- Stored rows -
'''

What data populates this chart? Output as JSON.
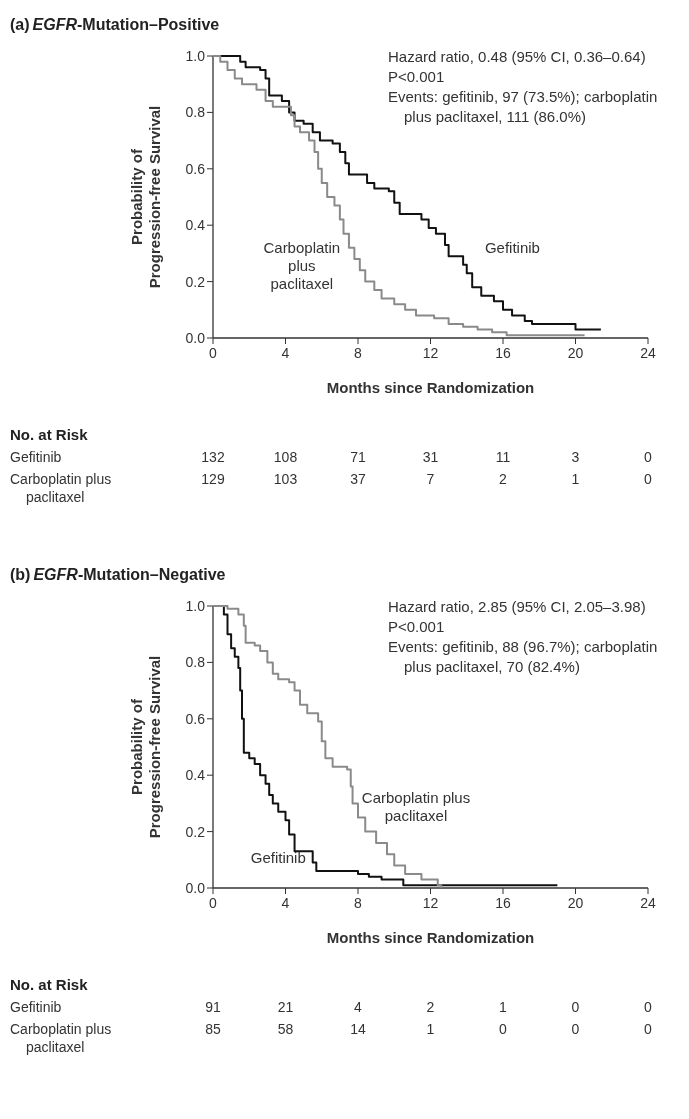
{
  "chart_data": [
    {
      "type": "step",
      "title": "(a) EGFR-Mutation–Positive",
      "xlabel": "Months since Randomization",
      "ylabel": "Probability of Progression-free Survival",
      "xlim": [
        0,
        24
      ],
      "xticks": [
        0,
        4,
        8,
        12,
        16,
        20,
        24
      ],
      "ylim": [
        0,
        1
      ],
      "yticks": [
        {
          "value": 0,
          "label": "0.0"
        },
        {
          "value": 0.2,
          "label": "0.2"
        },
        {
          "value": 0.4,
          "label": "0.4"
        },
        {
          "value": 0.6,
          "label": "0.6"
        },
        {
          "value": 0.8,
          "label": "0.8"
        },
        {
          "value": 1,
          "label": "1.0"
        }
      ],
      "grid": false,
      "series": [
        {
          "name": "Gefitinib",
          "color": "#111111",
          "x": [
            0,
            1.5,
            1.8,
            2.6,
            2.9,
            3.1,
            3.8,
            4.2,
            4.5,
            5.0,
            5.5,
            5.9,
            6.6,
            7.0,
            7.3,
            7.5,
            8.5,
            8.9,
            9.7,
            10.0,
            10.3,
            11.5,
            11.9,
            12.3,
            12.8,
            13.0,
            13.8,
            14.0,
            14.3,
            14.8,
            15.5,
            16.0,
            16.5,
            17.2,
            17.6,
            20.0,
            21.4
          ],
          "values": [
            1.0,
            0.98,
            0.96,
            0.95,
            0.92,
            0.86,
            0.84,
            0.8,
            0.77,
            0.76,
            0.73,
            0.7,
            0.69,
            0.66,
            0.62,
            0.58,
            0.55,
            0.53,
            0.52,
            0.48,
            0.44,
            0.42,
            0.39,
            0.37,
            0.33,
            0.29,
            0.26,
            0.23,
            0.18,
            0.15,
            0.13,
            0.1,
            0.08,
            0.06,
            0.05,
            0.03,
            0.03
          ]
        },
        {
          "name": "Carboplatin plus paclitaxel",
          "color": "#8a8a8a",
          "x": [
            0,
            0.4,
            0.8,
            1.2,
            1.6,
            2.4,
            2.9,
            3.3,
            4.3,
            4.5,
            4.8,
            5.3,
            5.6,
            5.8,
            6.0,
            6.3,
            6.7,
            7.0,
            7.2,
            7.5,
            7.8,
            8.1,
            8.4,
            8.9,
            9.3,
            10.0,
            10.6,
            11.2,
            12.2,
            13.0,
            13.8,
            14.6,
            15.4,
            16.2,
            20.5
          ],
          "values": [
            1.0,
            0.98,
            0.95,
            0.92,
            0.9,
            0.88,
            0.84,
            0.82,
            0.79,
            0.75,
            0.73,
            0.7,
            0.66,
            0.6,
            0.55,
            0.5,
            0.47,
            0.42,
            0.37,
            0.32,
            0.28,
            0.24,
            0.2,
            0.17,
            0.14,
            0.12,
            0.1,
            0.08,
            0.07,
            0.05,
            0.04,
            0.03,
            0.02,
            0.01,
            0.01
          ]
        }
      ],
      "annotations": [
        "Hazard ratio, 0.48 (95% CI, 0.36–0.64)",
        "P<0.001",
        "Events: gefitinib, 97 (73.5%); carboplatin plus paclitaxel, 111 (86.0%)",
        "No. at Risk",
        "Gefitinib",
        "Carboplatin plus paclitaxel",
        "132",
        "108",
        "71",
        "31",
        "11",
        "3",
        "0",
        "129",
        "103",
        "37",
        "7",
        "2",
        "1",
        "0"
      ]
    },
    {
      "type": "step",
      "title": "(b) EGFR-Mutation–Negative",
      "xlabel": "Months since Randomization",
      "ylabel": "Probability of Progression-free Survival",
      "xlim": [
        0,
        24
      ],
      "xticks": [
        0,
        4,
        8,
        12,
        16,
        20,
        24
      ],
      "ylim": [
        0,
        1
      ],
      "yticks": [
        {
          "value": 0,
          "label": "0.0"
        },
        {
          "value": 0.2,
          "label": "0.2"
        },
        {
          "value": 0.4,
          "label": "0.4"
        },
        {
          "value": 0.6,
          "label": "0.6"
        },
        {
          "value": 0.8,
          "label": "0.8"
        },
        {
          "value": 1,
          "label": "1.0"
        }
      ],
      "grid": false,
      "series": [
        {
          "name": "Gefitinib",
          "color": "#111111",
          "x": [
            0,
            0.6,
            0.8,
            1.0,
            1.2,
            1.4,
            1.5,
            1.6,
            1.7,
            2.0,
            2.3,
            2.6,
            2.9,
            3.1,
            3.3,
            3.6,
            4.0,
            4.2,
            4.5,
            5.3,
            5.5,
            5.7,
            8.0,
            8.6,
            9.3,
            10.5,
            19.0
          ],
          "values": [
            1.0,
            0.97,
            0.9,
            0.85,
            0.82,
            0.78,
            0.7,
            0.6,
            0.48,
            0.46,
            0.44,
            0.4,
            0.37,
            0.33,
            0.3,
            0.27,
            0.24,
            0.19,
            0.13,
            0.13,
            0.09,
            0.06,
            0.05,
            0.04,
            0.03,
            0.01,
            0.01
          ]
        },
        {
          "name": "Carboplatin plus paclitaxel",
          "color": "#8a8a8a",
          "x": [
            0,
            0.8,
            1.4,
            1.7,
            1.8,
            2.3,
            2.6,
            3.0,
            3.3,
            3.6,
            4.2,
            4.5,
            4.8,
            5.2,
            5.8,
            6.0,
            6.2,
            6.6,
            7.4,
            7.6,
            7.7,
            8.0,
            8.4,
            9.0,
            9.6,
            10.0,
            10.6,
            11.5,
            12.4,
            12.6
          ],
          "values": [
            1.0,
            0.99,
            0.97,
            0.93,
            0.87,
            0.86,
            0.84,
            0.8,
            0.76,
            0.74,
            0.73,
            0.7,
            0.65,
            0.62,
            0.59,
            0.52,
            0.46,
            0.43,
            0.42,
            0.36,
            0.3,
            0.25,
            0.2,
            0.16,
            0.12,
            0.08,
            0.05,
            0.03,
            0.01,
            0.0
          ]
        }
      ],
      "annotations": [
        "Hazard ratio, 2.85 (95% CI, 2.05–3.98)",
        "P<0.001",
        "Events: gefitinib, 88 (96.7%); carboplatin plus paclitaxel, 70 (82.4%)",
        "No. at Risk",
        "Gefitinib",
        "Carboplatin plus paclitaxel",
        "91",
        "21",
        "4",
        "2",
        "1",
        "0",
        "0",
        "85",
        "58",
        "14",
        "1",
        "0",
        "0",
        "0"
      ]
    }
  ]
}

'''

- What you are asked to do -
Word for word, quote the lines above. Omit the pictures.

- Written answer -
What data populates this chart? Output as JSON.
{
  "chart_data": [
    {
      "type": "step",
      "title": "(a) EGFR-Mutation–Positive",
      "xlabel": "Months since Randomization",
      "ylabel": "Probability of Progression-free Survival",
      "xlim": [
        0,
        24
      ],
      "xticks": [
        0,
        4,
        8,
        12,
        16,
        20,
        24
      ],
      "ylim": [
        0,
        1
      ],
      "yticks": [
        {
          "value": 0,
          "label": "0.0"
        },
        {
          "value": 0.2,
          "label": "0.2"
        },
        {
          "value": 0.4,
          "label": "0.4"
        },
        {
          "value": 0.6,
          "label": "0.6"
        },
        {
          "value": 0.8,
          "label": "0.8"
        },
        {
          "value": 1,
          "label": "1.0"
        }
      ],
      "grid": false,
      "series": [
        {
          "name": "Gefitinib",
          "color": "#111111",
          "x": [
            0,
            1.5,
            1.8,
            2.6,
            2.9,
            3.1,
            3.8,
            4.2,
            4.5,
            5.0,
            5.5,
            5.9,
            6.6,
            7.0,
            7.3,
            7.5,
            8.5,
            8.9,
            9.7,
            10.0,
            10.3,
            11.5,
            11.9,
            12.3,
            12.8,
            13.0,
            13.8,
            14.0,
            14.3,
            14.8,
            15.5,
            16.0,
            16.5,
            17.2,
            17.6,
            20.0,
            21.4
          ],
          "values": [
            1.0,
            0.98,
            0.96,
            0.95,
            0.92,
            0.86,
            0.84,
            0.8,
            0.77,
            0.76,
            0.73,
            0.7,
            0.69,
            0.66,
            0.62,
            0.58,
            0.55,
            0.53,
            0.52,
            0.48,
            0.44,
            0.42,
            0.39,
            0.37,
            0.33,
            0.29,
            0.26,
            0.23,
            0.18,
            0.15,
            0.13,
            0.1,
            0.08,
            0.06,
            0.05,
            0.03,
            0.03
          ]
        },
        {
          "name": "Carboplatin plus paclitaxel",
          "color": "#8a8a8a",
          "x": [
            0,
            0.4,
            0.8,
            1.2,
            1.6,
            2.4,
            2.9,
            3.3,
            4.3,
            4.5,
            4.8,
            5.3,
            5.6,
            5.8,
            6.0,
            6.3,
            6.7,
            7.0,
            7.2,
            7.5,
            7.8,
            8.1,
            8.4,
            8.9,
            9.3,
            10.0,
            10.6,
            11.2,
            12.2,
            13.0,
            13.8,
            14.6,
            15.4,
            16.2,
            20.5
          ],
          "values": [
            1.0,
            0.98,
            0.95,
            0.92,
            0.9,
            0.88,
            0.84,
            0.82,
            0.79,
            0.75,
            0.73,
            0.7,
            0.66,
            0.6,
            0.55,
            0.5,
            0.47,
            0.42,
            0.37,
            0.32,
            0.28,
            0.24,
            0.2,
            0.17,
            0.14,
            0.12,
            0.1,
            0.08,
            0.07,
            0.05,
            0.04,
            0.03,
            0.02,
            0.01,
            0.01
          ]
        }
      ],
      "annotations": [
        "Hazard ratio, 0.48 (95% CI, 0.36–0.64)",
        "P<0.001",
        "Events: gefitinib, 97 (73.5%); carboplatin plus paclitaxel, 111 (86.0%)",
        "No. at Risk",
        "Gefitinib",
        "Carboplatin plus paclitaxel",
        "132",
        "108",
        "71",
        "31",
        "11",
        "3",
        "0",
        "129",
        "103",
        "37",
        "7",
        "2",
        "1",
        "0"
      ]
    },
    {
      "type": "step",
      "title": "(b) EGFR-Mutation–Negative",
      "xlabel": "Months since Randomization",
      "ylabel": "Probability of Progression-free Survival",
      "xlim": [
        0,
        24
      ],
      "xticks": [
        0,
        4,
        8,
        12,
        16,
        20,
        24
      ],
      "ylim": [
        0,
        1
      ],
      "yticks": [
        {
          "value": 0,
          "label": "0.0"
        },
        {
          "value": 0.2,
          "label": "0.2"
        },
        {
          "value": 0.4,
          "label": "0.4"
        },
        {
          "value": 0.6,
          "label": "0.6"
        },
        {
          "value": 0.8,
          "label": "0.8"
        },
        {
          "value": 1,
          "label": "1.0"
        }
      ],
      "grid": false,
      "series": [
        {
          "name": "Gefitinib",
          "color": "#111111",
          "x": [
            0,
            0.6,
            0.8,
            1.0,
            1.2,
            1.4,
            1.5,
            1.6,
            1.7,
            2.0,
            2.3,
            2.6,
            2.9,
            3.1,
            3.3,
            3.6,
            4.0,
            4.2,
            4.5,
            5.3,
            5.5,
            5.7,
            8.0,
            8.6,
            9.3,
            10.5,
            19.0
          ],
          "values": [
            1.0,
            0.97,
            0.9,
            0.85,
            0.82,
            0.78,
            0.7,
            0.6,
            0.48,
            0.46,
            0.44,
            0.4,
            0.37,
            0.33,
            0.3,
            0.27,
            0.24,
            0.19,
            0.13,
            0.13,
            0.09,
            0.06,
            0.05,
            0.04,
            0.03,
            0.01,
            0.01
          ]
        },
        {
          "name": "Carboplatin plus paclitaxel",
          "color": "#8a8a8a",
          "x": [
            0,
            0.8,
            1.4,
            1.7,
            1.8,
            2.3,
            2.6,
            3.0,
            3.3,
            3.6,
            4.2,
            4.5,
            4.8,
            5.2,
            5.8,
            6.0,
            6.2,
            6.6,
            7.4,
            7.6,
            7.7,
            8.0,
            8.4,
            9.0,
            9.6,
            10.0,
            10.6,
            11.5,
            12.4,
            12.6
          ],
          "values": [
            1.0,
            0.99,
            0.97,
            0.93,
            0.87,
            0.86,
            0.84,
            0.8,
            0.76,
            0.74,
            0.73,
            0.7,
            0.65,
            0.62,
            0.59,
            0.52,
            0.46,
            0.43,
            0.42,
            0.36,
            0.3,
            0.25,
            0.2,
            0.16,
            0.12,
            0.08,
            0.05,
            0.03,
            0.01,
            0.0
          ]
        }
      ],
      "annotations": [
        "Hazard ratio, 2.85 (95% CI, 2.05–3.98)",
        "P<0.001",
        "Events: gefitinib, 88 (96.7%); carboplatin plus paclitaxel, 70 (82.4%)",
        "No. at Risk",
        "Gefitinib",
        "Carboplatin plus paclitaxel",
        "91",
        "21",
        "4",
        "2",
        "1",
        "0",
        "0",
        "85",
        "58",
        "14",
        "1",
        "0",
        "0",
        "0"
      ]
    }
  ]
}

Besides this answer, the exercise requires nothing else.